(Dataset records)
****************

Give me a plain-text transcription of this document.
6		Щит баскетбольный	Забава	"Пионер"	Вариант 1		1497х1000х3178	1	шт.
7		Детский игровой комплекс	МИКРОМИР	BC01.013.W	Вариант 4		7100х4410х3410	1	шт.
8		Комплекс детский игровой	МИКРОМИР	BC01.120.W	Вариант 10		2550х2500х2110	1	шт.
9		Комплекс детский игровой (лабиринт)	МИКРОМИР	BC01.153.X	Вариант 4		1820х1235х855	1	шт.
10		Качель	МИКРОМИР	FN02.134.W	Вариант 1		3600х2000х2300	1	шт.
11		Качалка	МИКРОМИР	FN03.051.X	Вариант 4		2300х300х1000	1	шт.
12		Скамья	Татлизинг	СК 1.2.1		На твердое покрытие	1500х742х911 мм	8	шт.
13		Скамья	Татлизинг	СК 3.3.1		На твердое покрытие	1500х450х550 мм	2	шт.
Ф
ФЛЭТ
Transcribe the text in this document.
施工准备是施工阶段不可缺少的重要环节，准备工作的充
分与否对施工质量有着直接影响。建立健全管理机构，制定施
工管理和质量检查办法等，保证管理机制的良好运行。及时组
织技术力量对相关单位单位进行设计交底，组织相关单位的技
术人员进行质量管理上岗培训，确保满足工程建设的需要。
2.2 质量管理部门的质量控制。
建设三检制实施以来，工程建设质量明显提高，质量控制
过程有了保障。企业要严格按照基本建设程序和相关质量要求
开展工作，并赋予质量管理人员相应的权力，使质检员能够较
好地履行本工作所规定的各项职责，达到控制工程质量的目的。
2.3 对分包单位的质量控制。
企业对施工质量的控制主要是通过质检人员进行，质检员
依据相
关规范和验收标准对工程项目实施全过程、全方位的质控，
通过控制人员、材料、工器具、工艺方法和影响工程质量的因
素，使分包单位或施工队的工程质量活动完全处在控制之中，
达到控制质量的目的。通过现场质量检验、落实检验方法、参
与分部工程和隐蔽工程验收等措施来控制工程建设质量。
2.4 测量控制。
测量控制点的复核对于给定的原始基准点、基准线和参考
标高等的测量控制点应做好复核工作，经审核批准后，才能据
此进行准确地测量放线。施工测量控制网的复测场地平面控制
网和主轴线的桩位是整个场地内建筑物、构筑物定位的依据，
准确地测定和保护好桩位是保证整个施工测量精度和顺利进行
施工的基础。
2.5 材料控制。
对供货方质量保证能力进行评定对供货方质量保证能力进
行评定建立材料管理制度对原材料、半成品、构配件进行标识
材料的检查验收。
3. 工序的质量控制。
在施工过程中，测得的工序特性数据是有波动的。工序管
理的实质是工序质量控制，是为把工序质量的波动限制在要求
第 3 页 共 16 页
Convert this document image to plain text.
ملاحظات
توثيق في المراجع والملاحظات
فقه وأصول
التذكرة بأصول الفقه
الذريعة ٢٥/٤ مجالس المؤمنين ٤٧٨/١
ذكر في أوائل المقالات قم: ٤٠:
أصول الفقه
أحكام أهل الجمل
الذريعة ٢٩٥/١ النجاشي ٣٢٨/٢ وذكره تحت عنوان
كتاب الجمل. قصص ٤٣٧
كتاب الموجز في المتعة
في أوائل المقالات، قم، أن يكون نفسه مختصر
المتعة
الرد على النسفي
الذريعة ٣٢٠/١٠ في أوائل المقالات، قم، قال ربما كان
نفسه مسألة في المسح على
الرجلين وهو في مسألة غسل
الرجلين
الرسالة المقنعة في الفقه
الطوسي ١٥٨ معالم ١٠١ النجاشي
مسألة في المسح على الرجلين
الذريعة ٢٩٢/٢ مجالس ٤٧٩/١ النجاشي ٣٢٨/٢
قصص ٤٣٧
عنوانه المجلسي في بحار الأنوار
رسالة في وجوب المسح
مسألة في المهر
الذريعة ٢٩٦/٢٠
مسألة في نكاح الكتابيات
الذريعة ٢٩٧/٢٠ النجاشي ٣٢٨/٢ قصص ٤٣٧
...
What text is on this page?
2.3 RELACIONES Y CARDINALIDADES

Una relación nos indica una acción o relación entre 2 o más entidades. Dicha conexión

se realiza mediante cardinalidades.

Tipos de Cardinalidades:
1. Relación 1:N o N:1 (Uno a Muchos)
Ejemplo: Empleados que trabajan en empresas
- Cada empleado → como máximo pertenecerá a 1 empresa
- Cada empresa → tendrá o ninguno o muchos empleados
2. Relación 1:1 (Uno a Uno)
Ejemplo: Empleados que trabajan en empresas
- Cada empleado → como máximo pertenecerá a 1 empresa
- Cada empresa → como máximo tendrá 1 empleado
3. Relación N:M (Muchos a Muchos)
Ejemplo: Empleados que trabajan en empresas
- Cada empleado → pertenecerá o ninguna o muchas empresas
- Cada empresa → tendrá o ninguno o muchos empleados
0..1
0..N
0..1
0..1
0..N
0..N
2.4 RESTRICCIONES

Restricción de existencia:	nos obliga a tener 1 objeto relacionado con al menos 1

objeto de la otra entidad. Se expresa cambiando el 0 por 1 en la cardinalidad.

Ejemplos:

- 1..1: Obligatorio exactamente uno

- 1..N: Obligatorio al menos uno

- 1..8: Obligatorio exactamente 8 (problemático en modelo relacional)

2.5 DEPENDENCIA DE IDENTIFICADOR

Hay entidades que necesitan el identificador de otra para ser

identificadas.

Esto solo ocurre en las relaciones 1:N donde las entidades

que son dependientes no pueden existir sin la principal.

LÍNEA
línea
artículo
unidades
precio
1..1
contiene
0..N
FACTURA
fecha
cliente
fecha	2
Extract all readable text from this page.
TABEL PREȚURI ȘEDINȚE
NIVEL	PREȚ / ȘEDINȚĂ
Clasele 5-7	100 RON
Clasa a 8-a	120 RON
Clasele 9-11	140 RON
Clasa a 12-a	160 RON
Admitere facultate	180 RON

****************

The problem. Extract the full listing above without alteration.

Complete answer.
Give me a plain-text transcription of this document.
6		Щит баскетбольный	Забава	"Пионер"	Вариант 1		1497х1000х3178	1	шт.
7		Детский игровой комплекс	МИКРОМИР	BC01.013.W	Вариант 4		7100х4410х3410	1	шт.
8		Комплекс детский игровой	МИКРОМИР	BC01.120.W	Вариант 10		2550х2500х2110	1	шт.
9		Комплекс детский игровой (лабиринт)	МИКРОМИР	BC01.153.X	Вариант 4		1820х1235х855	1	шт.
10		Качель	МИКРОМИР	FN02.134.W	Вариант 1		3600х2000х2300	1	шт.
11		Качалка	МИКРОМИР	FN03.051.X	Вариант 4		2300х300х1000	1	шт.
12		Скамья	Татлизинг	СК 1.2.1		На твердое покрытие	1500х742х911 мм	8	шт.
13		Скамья	Татлизинг	СК 3.3.1		На твердое покрытие	1500х450х550 мм	2	шт.
Ф
ФЛЭТ
Transcribe the text in this document.
施工准备是施工阶段不可缺少的重要环节，准备工作的充
分与否对施工质量有着直接影响。建立健全管理机构，制定施
工管理和质量检查办法等，保证管理机制的良好运行。及时组
织技术力量对相关单位单位进行设计交底，组织相关单位的技
术人员进行质量管理上岗培训，确保满足工程建设的需要。
2.2 质量管理部门的质量控制。
建设三检制实施以来，工程建设质量明显提高，质量控制
过程有了保障。企业要严格按照基本建设程序和相关质量要求
开展工作，并赋予质量管理人员相应的权力，使质检员能够较
好地履行本工作所规定的各项职责，达到控制工程质量的目的。
2.3 对分包单位的质量控制。
企业对施工质量的控制主要是通过质检人员进行，质检员
依据相
关规范和验收标准对工程项目实施全过程、全方位的质控，
通过控制人员、材料、工器具、工艺方法和影响工程质量的因
素，使分包单位或施工队的工程质量活动完全处在控制之中，
达到控制质量的目的。通过现场质量检验、落实检验方法、参
与分部工程和隐蔽工程验收等措施来控制工程建设质量。
2.4 测量控制。
测量控制点的复核对于给定的原始基准点、基准线和参考
标高等的测量控制点应做好复核工作，经审核批准后，才能据
此进行准确地测量放线。施工测量控制网的复测场地平面控制
网和主轴线的桩位是整个场地内建筑物、构筑物定位的依据，
准确地测定和保护好桩位是保证整个施工测量精度和顺利进行
施工的基础。
2.5 材料控制。
对供货方质量保证能力进行评定对供货方质量保证能力进
行评定建立材料管理制度对原材料、半成品、构配件进行标识
材料的检查验收。
3. 工序的质量控制。
在施工过程中，测得的工序特性数据是有波动的。工序管
理的实质是工序质量控制，是为把工序质量的波动限制在要求
第 3 页 共 16 页
Convert this document image to plain text.
ملاحظات
توثيق في المراجع والملاحظات
فقه وأصول
التذكرة بأصول الفقه
الذريعة ٢٥/٤ مجالس المؤمنين ٤٧٨/١
ذكر في أوائل المقالات قم: ٤٠:
أصول الفقه
أحكام أهل الجمل
الذريعة ٢٩٥/١ النجاشي ٣٢٨/٢ وذكره تحت عنوان
كتاب الجمل. قصص ٤٣٧
كتاب الموجز في المتعة
في أوائل المقالات، قم، أن يكون نفسه مختصر
المتعة
الرد على النسفي
الذريعة ٣٢٠/١٠ في أوائل المقالات، قم، قال ربما كان
نفسه مسألة في المسح على
الرجلين وهو في مسألة غسل
الرجلين
الرسالة المقنعة في الفقه
الطوسي ١٥٨ معالم ١٠١ النجاشي
مسألة في المسح على الرجلين
الذريعة ٢٩٢/٢ مجالس ٤٧٩/١ النجاشي ٣٢٨/٢
قصص ٤٣٧
عنوانه المجلسي في بحار الأنوار
رسالة في وجوب المسح
مسألة في المهر
الذريعة ٢٩٦/٢٠
مسألة في نكاح الكتابيات
الذريعة ٢٩٧/٢٠ النجاشي ٣٢٨/٢ قصص ٤٣٧
...
What text is on this page?
2.3 RELACIONES Y CARDINALIDADES

Una relación nos indica una acción o relación entre 2 o más entidades. Dicha conexión

se realiza mediante cardinalidades.

Tipos de Cardinalidades:
1. Relación 1:N o N:1 (Uno a Muchos)
Ejemplo: Empleados que trabajan en empresas
- Cada empleado → como máximo pertenecerá a 1 empresa
- Cada empresa → tendrá o ninguno o muchos empleados
2. Relación 1:1 (Uno a Uno)
Ejemplo: Empleados que trabajan en empresas
- Cada empleado → como máximo pertenecerá a 1 empresa
- Cada empresa → como máximo tendrá 1 empleado
3. Relación N:M (Muchos a Muchos)
Ejemplo: Empleados que trabajan en empresas
- Cada empleado → pertenecerá o ninguna o muchas empresas
- Cada empresa → tendrá o ninguno o muchos empleados
0..1
0..N
0..1
0..1
0..N
0..N
2.4 RESTRICCIONES

Restricción de existencia:	nos obliga a tener 1 objeto relacionado con al menos 1

objeto de la otra entidad. Se expresa cambiando el 0 por 1 en la cardinalidad.

Ejemplos:

- 1..1: Obligatorio exactamente uno

- 1..N: Obligatorio al menos uno

- 1..8: Obligatorio exactamente 8 (problemático en modelo relacional)

2.5 DEPENDENCIA DE IDENTIFICADOR

Hay entidades que necesitan el identificador de otra para ser

identificadas.

Esto solo ocurre en las relaciones 1:N donde las entidades

que son dependientes no pueden existir sin la principal.

LÍNEA
línea
artículo
unidades
precio
1..1
contiene
0..N
FACTURA
fecha
cliente
fecha	2
Extract all readable text from this page.
TABEL PREȚURI ȘEDINȚE
NIVEL	PREȚ / ȘEDINȚĂ
Clasele 5-7	100 RON
Clasa a 8-a	120 RON
Clasele 9-11	140 RON
Clasa a 12-a	160 RON
Admitere facultate	180 RON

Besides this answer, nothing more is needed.